# [Work to complete]
Print the material below line for line with no changes, leaving out the picture.

-------------------------

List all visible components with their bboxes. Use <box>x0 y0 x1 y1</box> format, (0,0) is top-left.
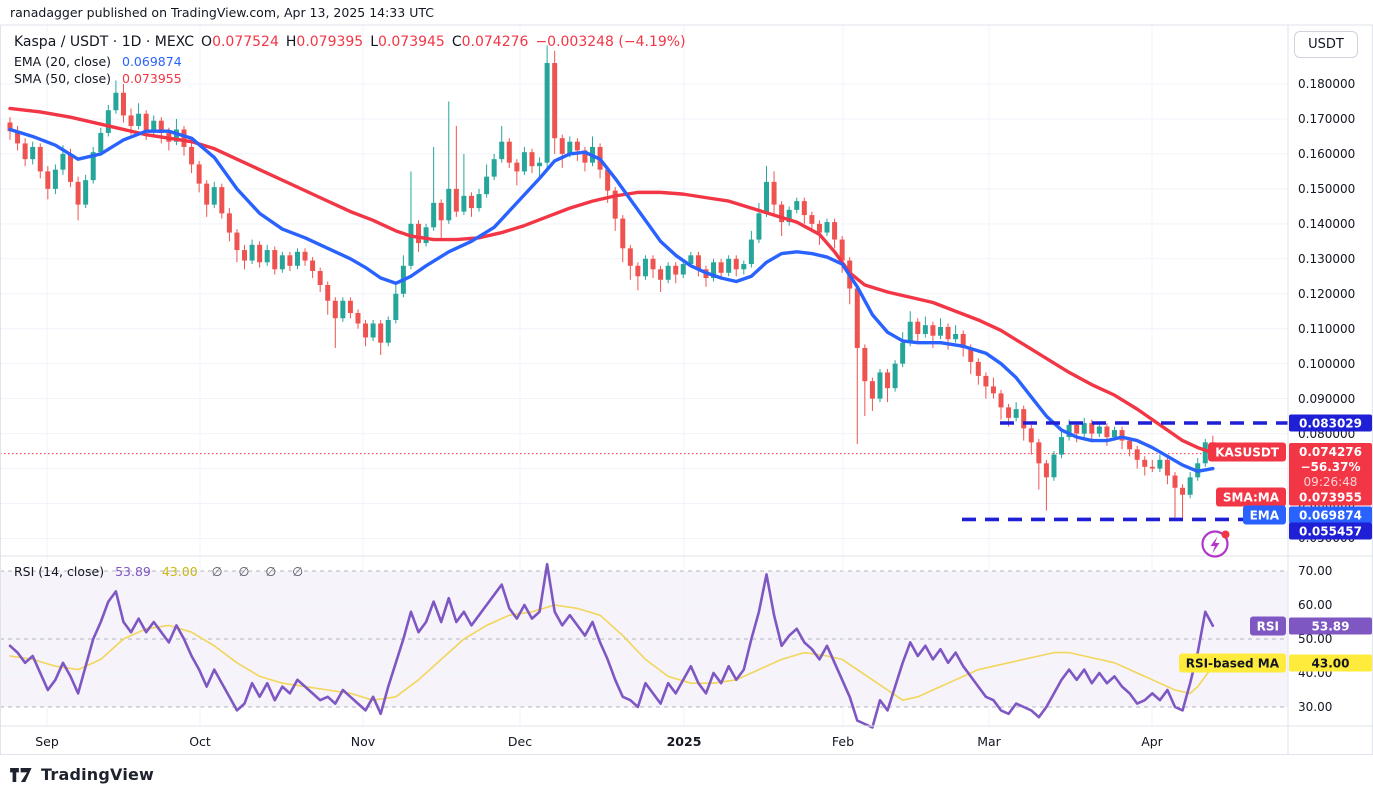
time-axis-label[interactable]: Mar <box>977 734 1001 749</box>
time-axis-label[interactable]: Dec <box>507 734 533 749</box>
rsi-tick-label: 70.00 <box>1298 564 1333 578</box>
price-tick-label: 0.130000 <box>1298 251 1356 266</box>
time-axis-label[interactable]: Nov <box>350 734 376 749</box>
tradingview-logo-icon <box>10 767 32 782</box>
rsi-ma-tag: RSI-based MA <box>1178 653 1286 673</box>
rsi-tick-label: 50.00 <box>1298 632 1333 646</box>
symbol-title[interactable]: Kaspa / USDT · 1D · MEXC <box>14 34 195 50</box>
rsi-tag: RSI <box>1249 616 1286 636</box>
time-axis-label[interactable]: Apr <box>1141 734 1163 749</box>
price-tick-label: 0.110000 <box>1298 321 1356 336</box>
tradingview-logo[interactable]: TradingView <box>10 765 154 784</box>
close-label: C <box>451 34 462 50</box>
sma-legend[interactable]: SMA (50, close) 0.073955 <box>14 71 182 86</box>
low-value: 0.073945 <box>378 34 445 50</box>
symbol-legend[interactable]: Kaspa / USDT · 1D · MEXC O0.077524 H0.0793… <box>14 34 686 50</box>
price-tick-label: 0.180000 <box>1298 77 1356 91</box>
time-axis-label[interactable]: 2025 <box>666 734 702 749</box>
sma-price-tag: SMA:MA <box>1215 487 1286 507</box>
close-value: 0.074276 <box>461 34 529 50</box>
time-axis-label[interactable]: Oct <box>189 734 211 749</box>
rsi-legend-label[interactable]: RSI (14, close) <box>14 564 105 579</box>
sma-price-label: 0.073955 <box>1289 488 1372 506</box>
change-value: −0.003248 (−4.19%) <box>535 34 686 50</box>
ema-price-label: 0.069874 <box>1289 506 1372 524</box>
bar-countdown: 09:26:48 <box>1303 475 1358 489</box>
low-label: L <box>370 34 379 50</box>
rsi-value-label: 53.89 <box>1289 617 1372 635</box>
last-price-value: 0.074276 <box>1298 445 1362 459</box>
rsi-ma-legend-value: 43.00 <box>161 564 198 579</box>
rsi-legend[interactable]: RSI (14, close) 53.89 43.00 ∅ ∅ ∅ ∅ <box>14 564 309 579</box>
time-axis-label[interactable]: Sep <box>35 734 59 749</box>
currency-button[interactable]: USDT <box>1294 31 1358 58</box>
time-axis-label[interactable]: Feb <box>831 734 855 749</box>
sma-legend-label[interactable]: SMA (50, close) <box>14 71 112 86</box>
symbol-price-tag: KASUSDT <box>1208 442 1286 462</box>
open-value: 0.077524 <box>212 34 279 50</box>
last-price-label: 0.074276 −56.37% 09:26:48 <box>1289 443 1372 492</box>
price-tick-label: 0.090000 <box>1298 391 1356 406</box>
price-tick-label: 0.150000 <box>1298 181 1356 196</box>
resistance-price-label: 0.083029 <box>1289 414 1372 432</box>
price-tick-label: 0.160000 <box>1298 146 1356 161</box>
tradingview-logo-text: TradingView <box>41 765 155 784</box>
last-change-pct: −56.37% <box>1300 460 1361 474</box>
open-label: O <box>201 34 213 50</box>
price-tick-label: 0.100000 <box>1298 356 1356 371</box>
sma-legend-value: 0.073955 <box>122 71 182 86</box>
attribution: ranadagger published on TradingView.com,… <box>10 5 434 20</box>
ema-legend-label[interactable]: EMA (20, close) <box>14 54 112 69</box>
high-value: 0.079395 <box>296 34 364 50</box>
rsi-empty-values: ∅ ∅ ∅ ∅ <box>211 564 310 579</box>
support-price-label: 0.055457 <box>1289 522 1372 540</box>
rsi-tick-label: 60.00 <box>1298 598 1333 612</box>
price-tick-label: 0.120000 <box>1298 286 1356 301</box>
high-label: H <box>285 34 297 50</box>
price-tick-label: 0.140000 <box>1298 216 1356 231</box>
rsi-tick-label: 30.00 <box>1298 700 1333 714</box>
notification-dot <box>1221 530 1230 539</box>
ema-legend-value: 0.069874 <box>122 54 182 69</box>
rsi-ma-value-label: 43.00 <box>1289 654 1372 672</box>
lightning-icon[interactable] <box>1198 526 1234 562</box>
rsi-legend-value: 53.89 <box>115 564 151 579</box>
ema-legend[interactable]: EMA (20, close) 0.069874 <box>14 54 182 69</box>
ema-price-tag: EMA <box>1242 505 1286 525</box>
price-tick-label: 0.170000 <box>1298 111 1356 126</box>
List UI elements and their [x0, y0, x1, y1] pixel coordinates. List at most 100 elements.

-------------------------

# [Reply]
List all visible components with their bboxes. Use <box>x0 y0 x1 y1</box> format, (0,0) is top-left.
time-axis-label[interactable]: Mar <box>977 734 1001 749</box>
time-axis-label[interactable]: Dec <box>507 734 533 749</box>
rsi-tick-label: 70.00 <box>1298 564 1333 578</box>
price-tick-label: 0.130000 <box>1298 251 1356 266</box>
time-axis-label[interactable]: Nov <box>350 734 376 749</box>
tradingview-logo-icon <box>10 767 32 782</box>
rsi-ma-tag: RSI-based MA <box>1178 653 1286 673</box>
rsi-tick-label: 50.00 <box>1298 632 1333 646</box>
symbol-title[interactable]: Kaspa / USDT · 1D · MEXC <box>14 34 195 50</box>
rsi-tag: RSI <box>1249 616 1286 636</box>
time-axis-label[interactable]: Apr <box>1141 734 1163 749</box>
price-tick-label: 0.110000 <box>1298 321 1356 336</box>
tradingview-logo[interactable]: TradingView <box>10 765 154 784</box>
close-label: C <box>451 34 462 50</box>
sma-legend[interactable]: SMA (50, close) 0.073955 <box>14 71 182 86</box>
low-value: 0.073945 <box>378 34 445 50</box>
symbol-legend[interactable]: Kaspa / USDT · 1D · MEXC O0.077524 H0.0793… <box>14 34 686 50</box>
price-tick-label: 0.180000 <box>1298 77 1356 91</box>
time-axis-label[interactable]: 2025 <box>666 734 702 749</box>
sma-price-tag: SMA:MA <box>1215 487 1286 507</box>
close-value: 0.074276 <box>461 34 529 50</box>
time-axis-label[interactable]: Oct <box>189 734 211 749</box>
rsi-legend-label[interactable]: RSI (14, close) <box>14 564 105 579</box>
sma-price-label: 0.073955 <box>1289 488 1372 506</box>
change-value: −0.003248 (−4.19%) <box>535 34 686 50</box>
ema-price-label: 0.069874 <box>1289 506 1372 524</box>
bar-countdown: 09:26:48 <box>1303 475 1358 489</box>
low-label: L <box>370 34 379 50</box>
rsi-value-label: 53.89 <box>1289 617 1372 635</box>
last-price-value: 0.074276 <box>1298 445 1362 459</box>
rsi-ma-legend-value: 43.00 <box>161 564 198 579</box>
rsi-legend[interactable]: RSI (14, close) 53.89 43.00 ∅ ∅ ∅ ∅ <box>14 564 309 579</box>
time-axis-label[interactable]: Sep <box>35 734 59 749</box>
currency-button[interactable]: USDT <box>1294 31 1358 58</box>
time-axis-label[interactable]: Feb <box>831 734 855 749</box>
sma-legend-label[interactable]: SMA (50, close) <box>14 71 112 86</box>
symbol-price-tag: KASUSDT <box>1208 442 1286 462</box>
open-value: 0.077524 <box>212 34 279 50</box>
last-price-label: 0.074276 −56.37% 09:26:48 <box>1289 443 1372 492</box>
price-tick-label: 0.090000 <box>1298 391 1356 406</box>
price-tick-label: 0.150000 <box>1298 181 1356 196</box>
resistance-price-label: 0.083029 <box>1289 414 1372 432</box>
price-tick-label: 0.160000 <box>1298 146 1356 161</box>
tradingview-logo-text: TradingView <box>41 765 155 784</box>
last-change-pct: −56.37% <box>1300 460 1361 474</box>
open-label: O <box>201 34 213 50</box>
price-tick-label: 0.100000 <box>1298 356 1356 371</box>
sma-legend-value: 0.073955 <box>122 71 182 86</box>
attribution: ranadagger published on TradingView.com,… <box>10 5 434 20</box>
ema-legend-label[interactable]: EMA (20, close) <box>14 54 112 69</box>
high-value: 0.079395 <box>296 34 364 50</box>
rsi-empty-values: ∅ ∅ ∅ ∅ <box>211 564 310 579</box>
support-price-label: 0.055457 <box>1289 522 1372 540</box>
rsi-tick-label: 60.00 <box>1298 598 1333 612</box>
price-tick-label: 0.120000 <box>1298 286 1356 301</box>
high-label: H <box>285 34 297 50</box>
price-tick-label: 0.140000 <box>1298 216 1356 231</box>
rsi-tick-label: 30.00 <box>1298 700 1333 714</box>
notification-dot <box>1221 530 1230 539</box>
ema-legend-value: 0.069874 <box>122 54 182 69</box>
rsi-ma-value-label: 43.00 <box>1289 654 1372 672</box>
lightning-icon[interactable] <box>1198 526 1234 562</box>
rsi-legend-value: 53.89 <box>115 564 151 579</box>
ema-legend[interactable]: EMA (20, close) 0.069874 <box>14 54 182 69</box>
ema-price-tag: EMA <box>1242 505 1286 525</box>
price-tick-label: 0.170000 <box>1298 111 1356 126</box>
List UI elements and their [x0, y0, x1, y1] pixel coordinates. List at most 100 elements.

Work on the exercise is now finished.